— begin —

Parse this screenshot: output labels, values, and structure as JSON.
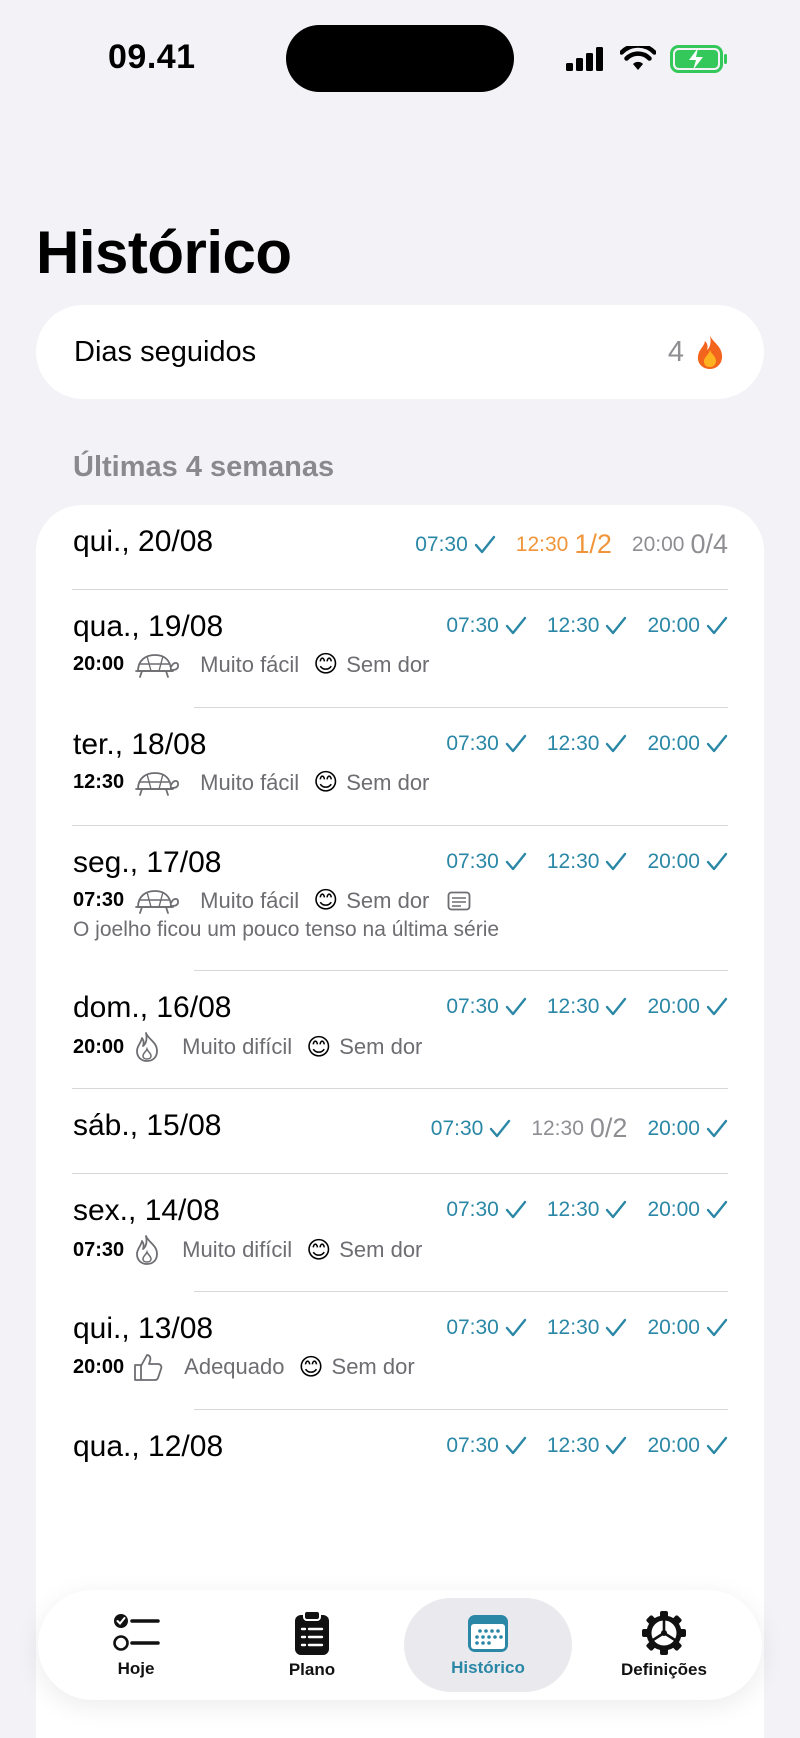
{
  "status_bar": {
    "time": "09.41"
  },
  "title": "Histórico",
  "streak": {
    "label": "Dias seguidos",
    "value": "4",
    "icon": "flame-icon"
  },
  "section_header": "Últimas 4 semanas",
  "days": [
    {
      "date": "qui., 20/08",
      "doses": [
        {
          "time": "07:30",
          "status": "done"
        },
        {
          "time": "12:30",
          "status": "partial",
          "fraction": "1/2"
        },
        {
          "time": "20:00",
          "status": "missed",
          "fraction": "0/4"
        }
      ]
    },
    {
      "date": "qua., 19/08",
      "doses": [
        {
          "time": "07:30",
          "status": "done"
        },
        {
          "time": "12:30",
          "status": "done"
        },
        {
          "time": "20:00",
          "status": "done"
        }
      ],
      "detail": {
        "time": "20:00",
        "effort_icon": "turtle-icon",
        "effort": "Muito fácil",
        "pain_emoji": "😊",
        "pain": "Sem dor"
      }
    },
    {
      "date": "ter., 18/08",
      "doses": [
        {
          "time": "07:30",
          "status": "done"
        },
        {
          "time": "12:30",
          "status": "done"
        },
        {
          "time": "20:00",
          "status": "done"
        }
      ],
      "detail": {
        "time": "12:30",
        "effort_icon": "turtle-icon",
        "effort": "Muito fácil",
        "pain_emoji": "😊",
        "pain": "Sem dor"
      }
    },
    {
      "date": "seg., 17/08",
      "doses": [
        {
          "time": "07:30",
          "status": "done"
        },
        {
          "time": "12:30",
          "status": "done"
        },
        {
          "time": "20:00",
          "status": "done"
        }
      ],
      "detail": {
        "time": "07:30",
        "effort_icon": "turtle-icon",
        "effort": "Muito fácil",
        "pain_emoji": "😊",
        "pain": "Sem dor",
        "note_icon": "note-icon"
      },
      "note": "O joelho ficou um pouco tenso na última série"
    },
    {
      "date": "dom., 16/08",
      "doses": [
        {
          "time": "07:30",
          "status": "done"
        },
        {
          "time": "12:30",
          "status": "done"
        },
        {
          "time": "20:00",
          "status": "done"
        }
      ],
      "detail": {
        "time": "20:00",
        "effort_icon": "flame-outline-icon",
        "effort": "Muito difícil",
        "pain_emoji": "😊",
        "pain": "Sem dor"
      }
    },
    {
      "date": "sáb., 15/08",
      "doses": [
        {
          "time": "07:30",
          "status": "done"
        },
        {
          "time": "12:30",
          "status": "missed",
          "fraction": "0/2"
        },
        {
          "time": "20:00",
          "status": "done"
        }
      ]
    },
    {
      "date": "sex., 14/08",
      "doses": [
        {
          "time": "07:30",
          "status": "done"
        },
        {
          "time": "12:30",
          "status": "done"
        },
        {
          "time": "20:00",
          "status": "done"
        }
      ],
      "detail": {
        "time": "07:30",
        "effort_icon": "flame-outline-icon",
        "effort": "Muito difícil",
        "pain_emoji": "😊",
        "pain": "Sem dor"
      }
    },
    {
      "date": "qui., 13/08",
      "doses": [
        {
          "time": "07:30",
          "status": "done"
        },
        {
          "time": "12:30",
          "status": "done"
        },
        {
          "time": "20:00",
          "status": "done"
        }
      ],
      "detail": {
        "time": "20:00",
        "effort_icon": "thumbs-up-icon",
        "effort": "Adequado",
        "pain_emoji": "😊",
        "pain": "Sem dor"
      }
    },
    {
      "date": "qua., 12/08",
      "doses": [
        {
          "time": "07:30",
          "status": "done"
        },
        {
          "time": "12:30",
          "status": "done"
        },
        {
          "time": "20:00",
          "status": "done"
        }
      ]
    }
  ],
  "tabs": [
    {
      "label": "Hoje",
      "icon": "checklist-icon",
      "active": false
    },
    {
      "label": "Plano",
      "icon": "clipboard-icon",
      "active": false
    },
    {
      "label": "Histórico",
      "icon": "calendar-icon",
      "active": true
    },
    {
      "label": "Definições",
      "icon": "gear-icon",
      "active": false
    }
  ],
  "colors": {
    "done": "#2a87a6",
    "partial": "#f0953a",
    "missed": "#8e8e93",
    "background": "#f2f2f7"
  }
}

— end —

Lines that hold the word "date" are the ones to return, every one of them.

      "date": "qui., 20/08",
      "date": "qua., 19/08",
      "date": "ter., 18/08",
      "date": "seg., 17/08",
      "date": "dom., 16/08",
      "date": "sáb., 15/08",
      "date": "sex., 14/08",
      "date": "qui., 13/08",
      "date": "qua., 12/08",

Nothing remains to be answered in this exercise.